Dataset extract
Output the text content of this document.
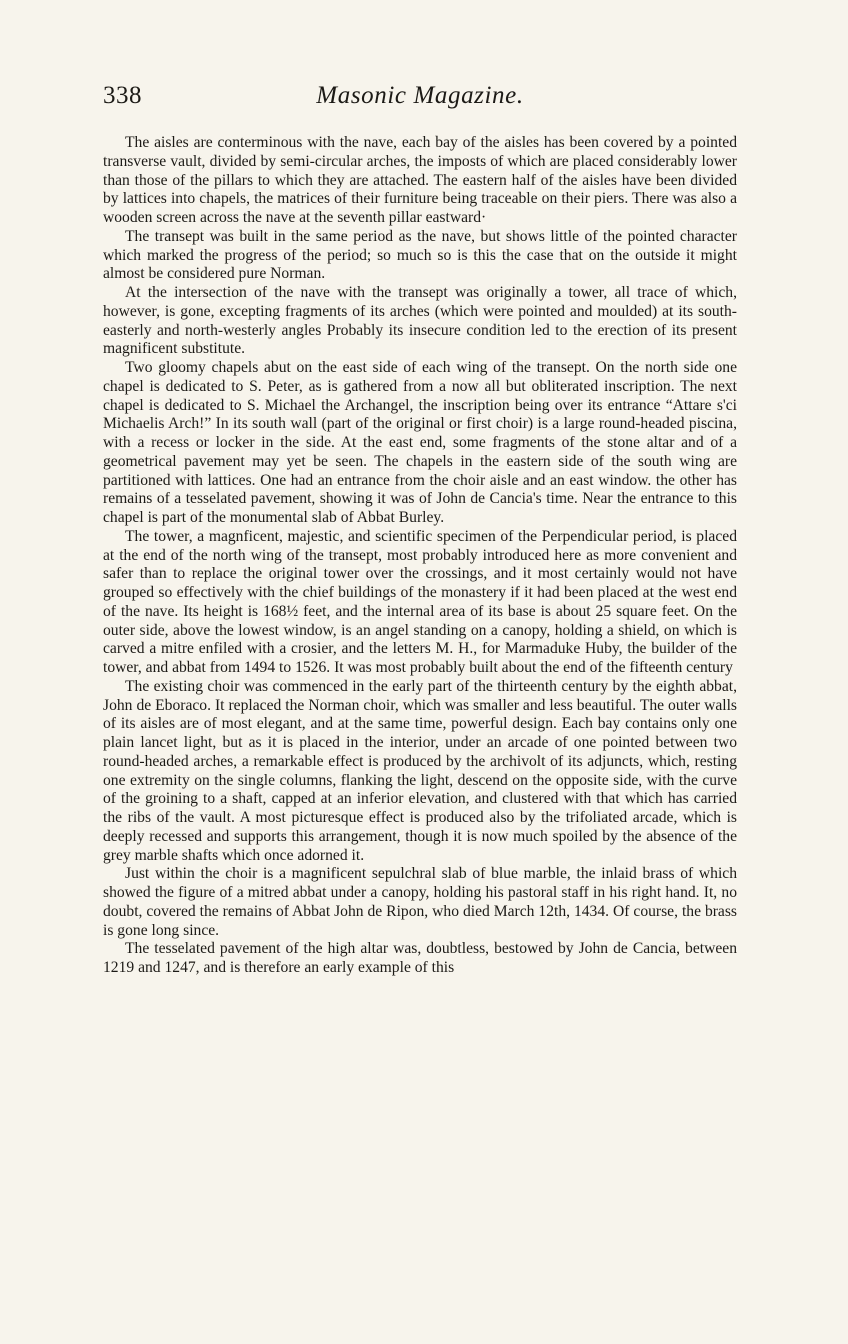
338	Masonic Magazine.

The aisles are conterminous with the nave, each bay of the aisles has been covered by a pointed transverse vault, divided by semi-circular arches, the imposts of which are placed considerably lower than those of the pillars to which they are attached. The eastern half of the aisles have been divided by lattices into chapels, the matrices of their furniture being traceable on their piers. There was also a wooden screen across the nave at the seventh pillar eastward·

The transept was built in the same period as the nave, but shows little of the pointed character which marked the progress of the period; so much so is this the case that on the outside it might almost be considered pure Norman.

At the intersection of the nave with the transept was originally a tower, all trace of which, however, is gone, excepting fragments of its arches (which were pointed and moulded) at its south-easterly and north-westerly angles Probably its insecure condition led to the erection of its present magnificent substitute.

Two gloomy chapels abut on the east side of each wing of the transept. On the north side one chapel is dedicated to S. Peter, as is gathered from a now all but obliterated inscription. The next chapel is dedicated to S. Michael the Archangel, the inscription being over its entrance “Attare s'ci Michaelis Arch!” In its south wall (part of the original or first choir) is a large round-headed piscina, with a recess or locker in the side. At the east end, some fragments of the stone altar and of a geometrical pavement may yet be seen. The chapels in the eastern side of the south wing are partitioned with lattices. One had an entrance from the choir aisle and an east window. the other has remains of a tesselated pavement, showing it was of John de Cancia's time. Near the entrance to this chapel is part of the monumental slab of Abbat Burley.

The tower, a magnficent, majestic, and scientific specimen of the Perpendicular period, is placed at the end of the north wing of the transept, most probably introduced here as more convenient and safer than to replace the original tower over the crossings, and it most certainly would not have grouped so effectively with the chief buildings of the monastery if it had been placed at the west end of the nave. Its height is 168½ feet, and the internal area of its base is about 25 square feet. On the outer side, above the lowest window, is an angel standing on a canopy, holding a shield, on which is carved a mitre enfiled with a crosier, and the letters M. H., for Marmaduke Huby, the builder of the tower, and abbat from 1494 to 1526. It was most probably built about the end of the fifteenth century

The existing choir was commenced in the early part of the thirteenth century by the eighth abbat, John de Eboraco. It replaced the Norman choir, which was smaller and less beautiful. The outer walls of its aisles are of most elegant, and at the same time, powerful design. Each bay contains only one plain lancet light, but as it is placed in the interior, under an arcade of one pointed between two round-headed arches, a remarkable effect is produced by the archivolt of its adjuncts, which, resting one extremity on the single columns, flanking the light, descend on the opposite side, with the curve of the groining to a shaft, capped at an inferior elevation, and clustered with that which has carried the ribs of the vault. A most picturesque effect is produced also by the trifoliated arcade, which is deeply recessed and supports this arrangement, though it is now much spoiled by the absence of the grey marble shafts which once adorned it.

Just within the choir is a magnificent sepulchral slab of blue marble, the inlaid brass of which showed the figure of a mitred abbat under a canopy, holding his pastoral staff in his right hand. It, no doubt, covered the remains of Abbat John de Ripon, who died March 12th, 1434. Of course, the brass is gone long since.

The tesselated pavement of the high altar was, doubtless, bestowed by John de Cancia, between 1219 and 1247, and is therefore an early example of this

What you will do
Reproduce every entry word for word, but skip any pictures.

Right answer
Output the text content of this document.
338	Masonic Magazine.

The aisles are conterminous with the nave, each bay of the aisles has been covered by a pointed transverse vault, divided by semi-circular arches, the imposts of which are placed considerably lower than those of the pillars to which they are attached. The eastern half of the aisles have been divided by lattices into chapels, the matrices of their furniture being traceable on their piers. There was also a wooden screen across the nave at the seventh pillar eastward·

The transept was built in the same period as the nave, but shows little of the pointed character which marked the progress of the period; so much so is this the case that on the outside it might almost be considered pure Norman.

At the intersection of the nave with the transept was originally a tower, all trace of which, however, is gone, excepting fragments of its arches (which were pointed and moulded) at its south-easterly and north-westerly angles Probably its insecure condition led to the erection of its present magnificent substitute.

Two gloomy chapels abut on the east side of each wing of the transept. On the north side one chapel is dedicated to S. Peter, as is gathered from a now all but obliterated inscription. The next chapel is dedicated to S. Michael the Archangel, the inscription being over its entrance “Attare s'ci Michaelis Arch!” In its south wall (part of the original or first choir) is a large round-headed piscina, with a recess or locker in the side. At the east end, some fragments of the stone altar and of a geometrical pavement may yet be seen. The chapels in the eastern side of the south wing are partitioned with lattices. One had an entrance from the choir aisle and an east window. the other has remains of a tesselated pavement, showing it was of John de Cancia's time. Near the entrance to this chapel is part of the monumental slab of Abbat Burley.

The tower, a magnficent, majestic, and scientific specimen of the Perpendicular period, is placed at the end of the north wing of the transept, most probably introduced here as more convenient and safer than to replace the original tower over the crossings, and it most certainly would not have grouped so effectively with the chief buildings of the monastery if it had been placed at the west end of the nave. Its height is 168½ feet, and the internal area of its base is about 25 square feet. On the outer side, above the lowest window, is an angel standing on a canopy, holding a shield, on which is carved a mitre enfiled with a crosier, and the letters M. H., for Marmaduke Huby, the builder of the tower, and abbat from 1494 to 1526. It was most probably built about the end of the fifteenth century

The existing choir was commenced in the early part of the thirteenth century by the eighth abbat, John de Eboraco. It replaced the Norman choir, which was smaller and less beautiful. The outer walls of its aisles are of most elegant, and at the same time, powerful design. Each bay contains only one plain lancet light, but as it is placed in the interior, under an arcade of one pointed between two round-headed arches, a remarkable effect is produced by the archivolt of its adjuncts, which, resting one extremity on the single columns, flanking the light, descend on the opposite side, with the curve of the groining to a shaft, capped at an inferior elevation, and clustered with that which has carried the ribs of the vault. A most picturesque effect is produced also by the trifoliated arcade, which is deeply recessed and supports this arrangement, though it is now much spoiled by the absence of the grey marble shafts which once adorned it.

Just within the choir is a magnificent sepulchral slab of blue marble, the inlaid brass of which showed the figure of a mitred abbat under a canopy, holding his pastoral staff in his right hand. It, no doubt, covered the remains of Abbat John de Ripon, who died March 12th, 1434. Of course, the brass is gone long since.

The tesselated pavement of the high altar was, doubtless, bestowed by John de Cancia, between 1219 and 1247, and is therefore an early example of this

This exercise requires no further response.